• Instructions for the task
Go through the lines below and copy each one that holds the string "this".

..............................

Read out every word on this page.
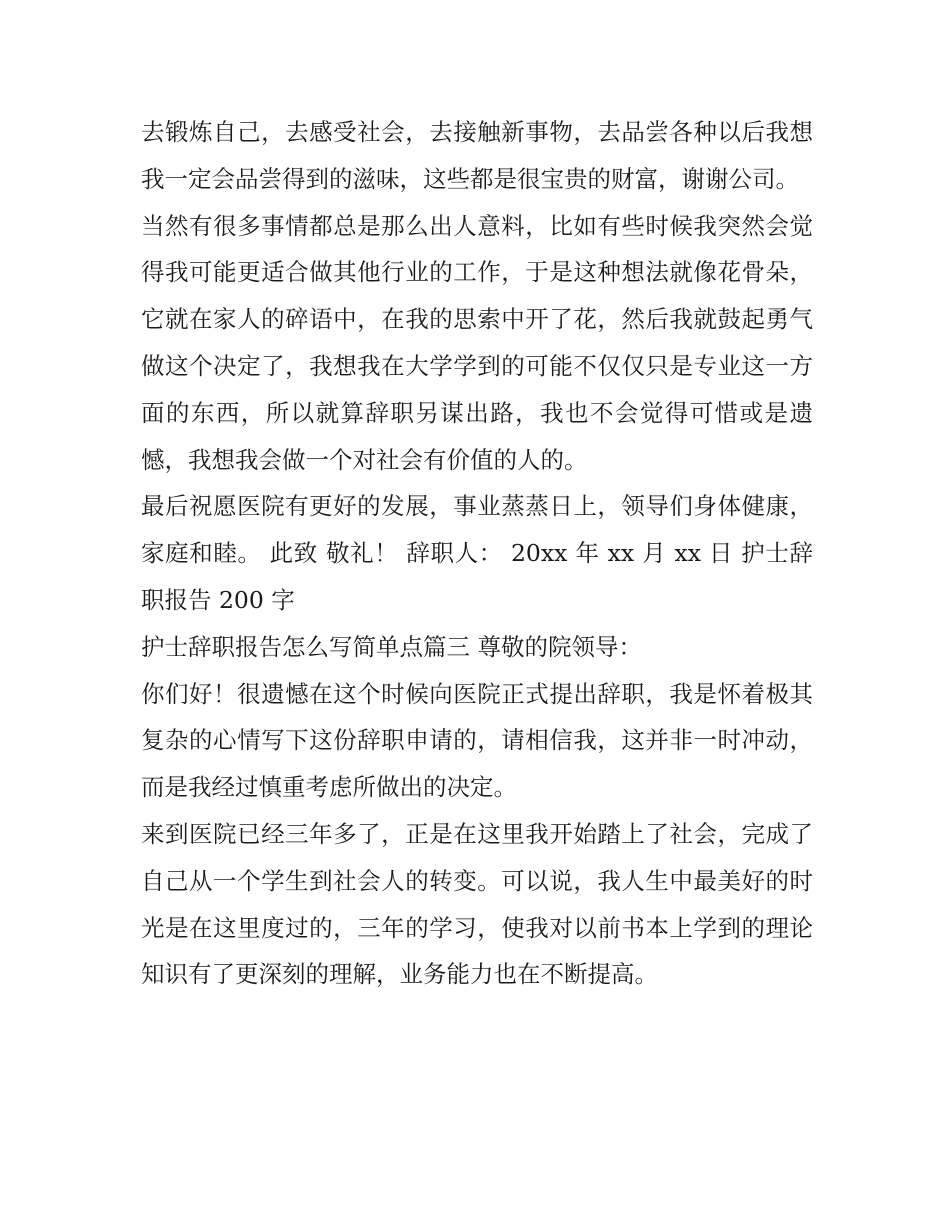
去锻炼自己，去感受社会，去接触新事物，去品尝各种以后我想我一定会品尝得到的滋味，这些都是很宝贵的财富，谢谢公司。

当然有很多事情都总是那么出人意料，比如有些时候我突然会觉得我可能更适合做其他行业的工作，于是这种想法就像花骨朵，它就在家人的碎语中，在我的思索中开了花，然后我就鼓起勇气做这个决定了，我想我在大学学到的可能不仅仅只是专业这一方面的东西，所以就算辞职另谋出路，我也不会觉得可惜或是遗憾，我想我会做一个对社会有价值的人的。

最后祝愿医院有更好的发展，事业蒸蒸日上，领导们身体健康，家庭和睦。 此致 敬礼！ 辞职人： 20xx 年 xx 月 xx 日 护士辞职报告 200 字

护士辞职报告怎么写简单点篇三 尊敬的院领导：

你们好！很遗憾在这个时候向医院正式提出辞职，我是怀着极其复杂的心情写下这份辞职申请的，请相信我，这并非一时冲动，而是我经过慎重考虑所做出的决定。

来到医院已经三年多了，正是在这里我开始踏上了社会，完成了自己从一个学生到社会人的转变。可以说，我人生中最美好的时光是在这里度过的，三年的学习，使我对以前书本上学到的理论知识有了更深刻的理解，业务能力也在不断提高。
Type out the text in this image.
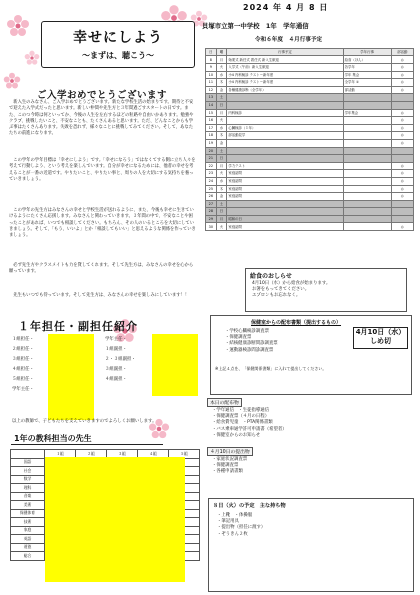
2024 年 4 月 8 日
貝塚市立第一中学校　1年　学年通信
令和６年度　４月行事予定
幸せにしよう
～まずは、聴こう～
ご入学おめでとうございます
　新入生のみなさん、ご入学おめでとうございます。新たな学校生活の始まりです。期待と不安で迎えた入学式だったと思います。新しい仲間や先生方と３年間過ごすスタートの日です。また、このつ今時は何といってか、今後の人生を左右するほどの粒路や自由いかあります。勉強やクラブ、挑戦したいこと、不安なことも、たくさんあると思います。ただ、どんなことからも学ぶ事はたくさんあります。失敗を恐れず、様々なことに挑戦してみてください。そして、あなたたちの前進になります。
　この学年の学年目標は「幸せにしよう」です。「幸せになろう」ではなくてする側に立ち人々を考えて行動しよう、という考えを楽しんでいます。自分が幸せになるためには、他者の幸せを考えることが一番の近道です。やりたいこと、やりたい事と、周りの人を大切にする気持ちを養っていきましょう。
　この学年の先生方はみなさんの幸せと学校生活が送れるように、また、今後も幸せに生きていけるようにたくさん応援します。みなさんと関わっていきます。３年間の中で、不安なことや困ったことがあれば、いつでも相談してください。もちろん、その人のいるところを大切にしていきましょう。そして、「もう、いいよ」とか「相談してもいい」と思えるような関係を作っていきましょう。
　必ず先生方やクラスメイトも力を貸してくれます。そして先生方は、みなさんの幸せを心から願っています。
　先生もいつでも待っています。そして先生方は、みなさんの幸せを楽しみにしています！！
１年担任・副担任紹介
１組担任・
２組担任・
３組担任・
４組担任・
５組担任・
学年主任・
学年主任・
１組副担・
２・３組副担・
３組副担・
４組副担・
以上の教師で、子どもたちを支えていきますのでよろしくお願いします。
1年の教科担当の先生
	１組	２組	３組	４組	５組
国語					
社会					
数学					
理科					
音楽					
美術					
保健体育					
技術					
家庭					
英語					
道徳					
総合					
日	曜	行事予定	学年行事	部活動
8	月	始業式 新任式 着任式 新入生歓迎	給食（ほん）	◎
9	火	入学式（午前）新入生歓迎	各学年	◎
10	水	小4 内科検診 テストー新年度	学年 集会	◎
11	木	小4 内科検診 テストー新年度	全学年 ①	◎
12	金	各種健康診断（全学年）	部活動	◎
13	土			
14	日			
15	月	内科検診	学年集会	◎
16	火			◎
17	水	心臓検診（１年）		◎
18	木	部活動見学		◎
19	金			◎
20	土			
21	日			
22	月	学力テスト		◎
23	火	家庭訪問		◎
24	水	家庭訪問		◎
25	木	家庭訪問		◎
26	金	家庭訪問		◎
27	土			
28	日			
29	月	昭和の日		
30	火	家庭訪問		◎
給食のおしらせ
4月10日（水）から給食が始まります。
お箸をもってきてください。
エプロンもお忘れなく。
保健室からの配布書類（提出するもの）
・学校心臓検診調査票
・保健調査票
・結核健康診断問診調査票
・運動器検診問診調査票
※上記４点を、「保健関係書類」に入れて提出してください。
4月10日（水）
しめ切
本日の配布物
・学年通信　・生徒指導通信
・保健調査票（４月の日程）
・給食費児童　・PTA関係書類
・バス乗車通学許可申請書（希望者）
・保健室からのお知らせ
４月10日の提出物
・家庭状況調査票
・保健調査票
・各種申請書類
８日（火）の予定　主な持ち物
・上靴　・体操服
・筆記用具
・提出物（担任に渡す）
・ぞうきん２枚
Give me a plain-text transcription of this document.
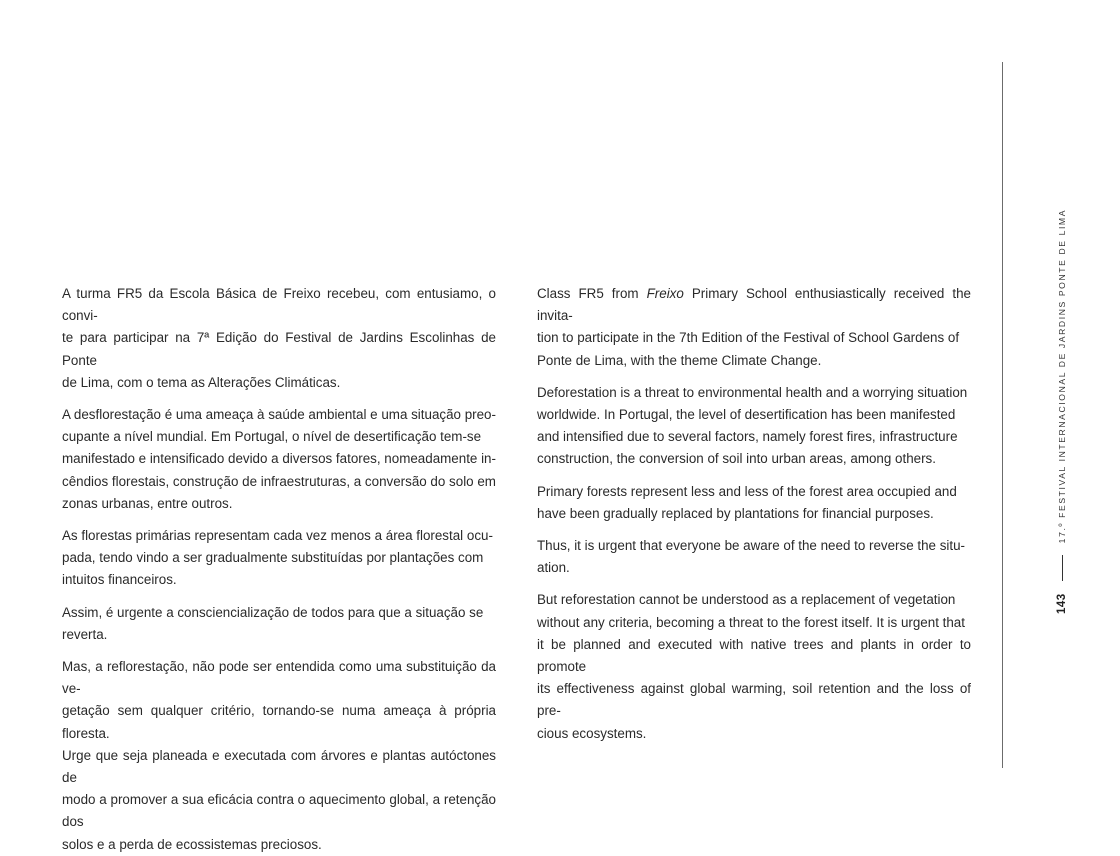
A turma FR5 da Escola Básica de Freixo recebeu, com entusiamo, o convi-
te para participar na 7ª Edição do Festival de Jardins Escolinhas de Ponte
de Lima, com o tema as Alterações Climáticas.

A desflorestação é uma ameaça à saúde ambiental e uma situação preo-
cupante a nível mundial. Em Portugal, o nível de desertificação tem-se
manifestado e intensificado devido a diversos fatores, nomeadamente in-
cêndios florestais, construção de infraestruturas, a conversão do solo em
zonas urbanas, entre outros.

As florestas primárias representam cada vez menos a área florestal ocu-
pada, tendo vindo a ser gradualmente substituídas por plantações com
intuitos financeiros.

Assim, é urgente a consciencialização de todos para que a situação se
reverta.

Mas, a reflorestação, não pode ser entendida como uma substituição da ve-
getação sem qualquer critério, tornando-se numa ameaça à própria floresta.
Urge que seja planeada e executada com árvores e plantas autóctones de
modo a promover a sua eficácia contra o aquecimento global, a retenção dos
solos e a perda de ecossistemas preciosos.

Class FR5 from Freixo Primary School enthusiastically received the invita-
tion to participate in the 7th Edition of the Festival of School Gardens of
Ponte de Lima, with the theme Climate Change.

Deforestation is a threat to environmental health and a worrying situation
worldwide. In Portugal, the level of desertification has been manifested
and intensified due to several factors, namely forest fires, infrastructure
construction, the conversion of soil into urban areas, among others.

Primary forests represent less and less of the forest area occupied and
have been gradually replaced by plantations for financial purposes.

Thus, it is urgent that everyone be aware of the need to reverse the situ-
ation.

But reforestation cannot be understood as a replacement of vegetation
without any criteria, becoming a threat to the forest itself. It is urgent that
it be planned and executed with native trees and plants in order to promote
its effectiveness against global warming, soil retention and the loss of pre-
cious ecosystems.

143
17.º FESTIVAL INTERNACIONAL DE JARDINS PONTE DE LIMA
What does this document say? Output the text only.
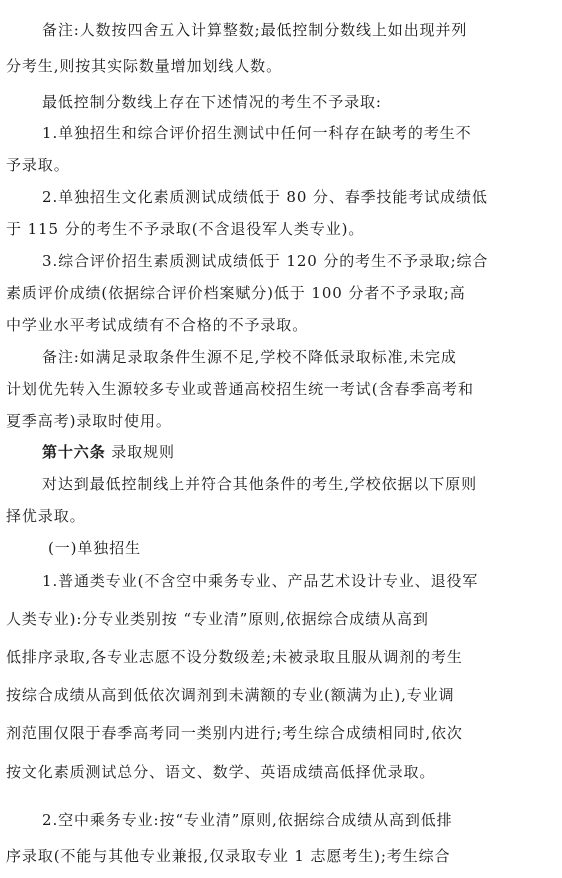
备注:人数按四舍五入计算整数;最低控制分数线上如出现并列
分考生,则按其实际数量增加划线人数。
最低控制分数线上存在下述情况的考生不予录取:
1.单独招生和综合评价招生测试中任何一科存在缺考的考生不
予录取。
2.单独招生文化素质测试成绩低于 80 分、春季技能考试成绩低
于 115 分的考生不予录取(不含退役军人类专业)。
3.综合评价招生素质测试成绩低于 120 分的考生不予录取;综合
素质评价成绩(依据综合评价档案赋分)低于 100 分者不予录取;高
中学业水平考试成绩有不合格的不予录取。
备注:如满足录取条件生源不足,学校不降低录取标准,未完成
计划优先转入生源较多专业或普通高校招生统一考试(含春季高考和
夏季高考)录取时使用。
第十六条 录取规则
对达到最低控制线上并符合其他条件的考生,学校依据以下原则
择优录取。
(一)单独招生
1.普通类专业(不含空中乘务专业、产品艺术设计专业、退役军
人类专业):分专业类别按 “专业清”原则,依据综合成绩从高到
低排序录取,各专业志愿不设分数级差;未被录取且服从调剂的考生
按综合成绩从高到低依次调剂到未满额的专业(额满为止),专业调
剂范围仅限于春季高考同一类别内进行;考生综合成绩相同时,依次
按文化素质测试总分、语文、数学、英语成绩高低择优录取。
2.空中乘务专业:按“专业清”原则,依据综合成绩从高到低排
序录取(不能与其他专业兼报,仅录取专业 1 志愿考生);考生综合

..............................

• Final result
Read out every word on this page.
Type out the text in this image.
Give me a plain-text transcription of this document.
What does this document say? Output the text only.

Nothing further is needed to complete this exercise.